-- Begin --
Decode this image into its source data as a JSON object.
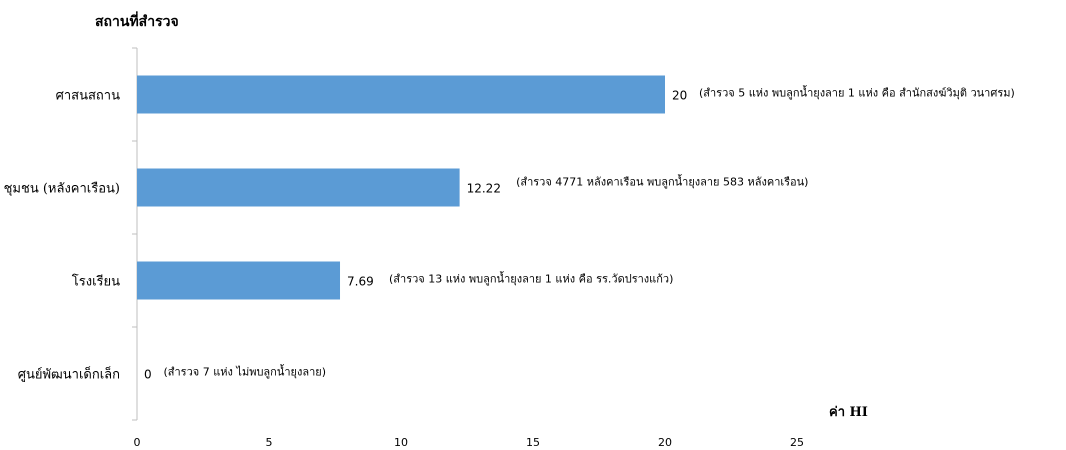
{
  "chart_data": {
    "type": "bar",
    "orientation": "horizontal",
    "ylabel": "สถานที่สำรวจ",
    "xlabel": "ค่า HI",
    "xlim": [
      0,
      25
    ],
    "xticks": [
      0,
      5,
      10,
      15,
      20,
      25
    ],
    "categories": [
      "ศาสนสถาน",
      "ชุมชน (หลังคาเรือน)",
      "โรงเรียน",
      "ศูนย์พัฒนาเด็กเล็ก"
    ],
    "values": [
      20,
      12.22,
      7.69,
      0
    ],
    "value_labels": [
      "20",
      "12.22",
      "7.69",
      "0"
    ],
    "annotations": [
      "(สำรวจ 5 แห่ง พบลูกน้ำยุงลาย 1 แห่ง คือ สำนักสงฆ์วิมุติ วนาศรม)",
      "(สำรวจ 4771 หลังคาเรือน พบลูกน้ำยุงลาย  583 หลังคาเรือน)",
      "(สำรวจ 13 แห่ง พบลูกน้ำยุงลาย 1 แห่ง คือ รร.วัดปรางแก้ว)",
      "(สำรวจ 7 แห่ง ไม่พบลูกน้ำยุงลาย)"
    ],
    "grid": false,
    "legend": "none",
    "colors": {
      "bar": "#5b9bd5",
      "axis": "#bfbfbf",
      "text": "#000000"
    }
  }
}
-- End --
### AIM OF THE EXERCISE
Write out the whole listing again, exactly, with no pictures.

### PROBLEM SOLUTION
Decode this image into its source data as a JSON object.
{
  "chart_data": {
    "type": "bar",
    "orientation": "horizontal",
    "ylabel": "สถานที่สำรวจ",
    "xlabel": "ค่า HI",
    "xlim": [
      0,
      25
    ],
    "xticks": [
      0,
      5,
      10,
      15,
      20,
      25
    ],
    "categories": [
      "ศาสนสถาน",
      "ชุมชน (หลังคาเรือน)",
      "โรงเรียน",
      "ศูนย์พัฒนาเด็กเล็ก"
    ],
    "values": [
      20,
      12.22,
      7.69,
      0
    ],
    "value_labels": [
      "20",
      "12.22",
      "7.69",
      "0"
    ],
    "annotations": [
      "(สำรวจ 5 แห่ง พบลูกน้ำยุงลาย 1 แห่ง คือ สำนักสงฆ์วิมุติ วนาศรม)",
      "(สำรวจ 4771 หลังคาเรือน พบลูกน้ำยุงลาย  583 หลังคาเรือน)",
      "(สำรวจ 13 แห่ง พบลูกน้ำยุงลาย 1 แห่ง คือ รร.วัดปรางแก้ว)",
      "(สำรวจ 7 แห่ง ไม่พบลูกน้ำยุงลาย)"
    ],
    "grid": false,
    "legend": "none",
    "colors": {
      "bar": "#5b9bd5",
      "axis": "#bfbfbf",
      "text": "#000000"
    }
  }
}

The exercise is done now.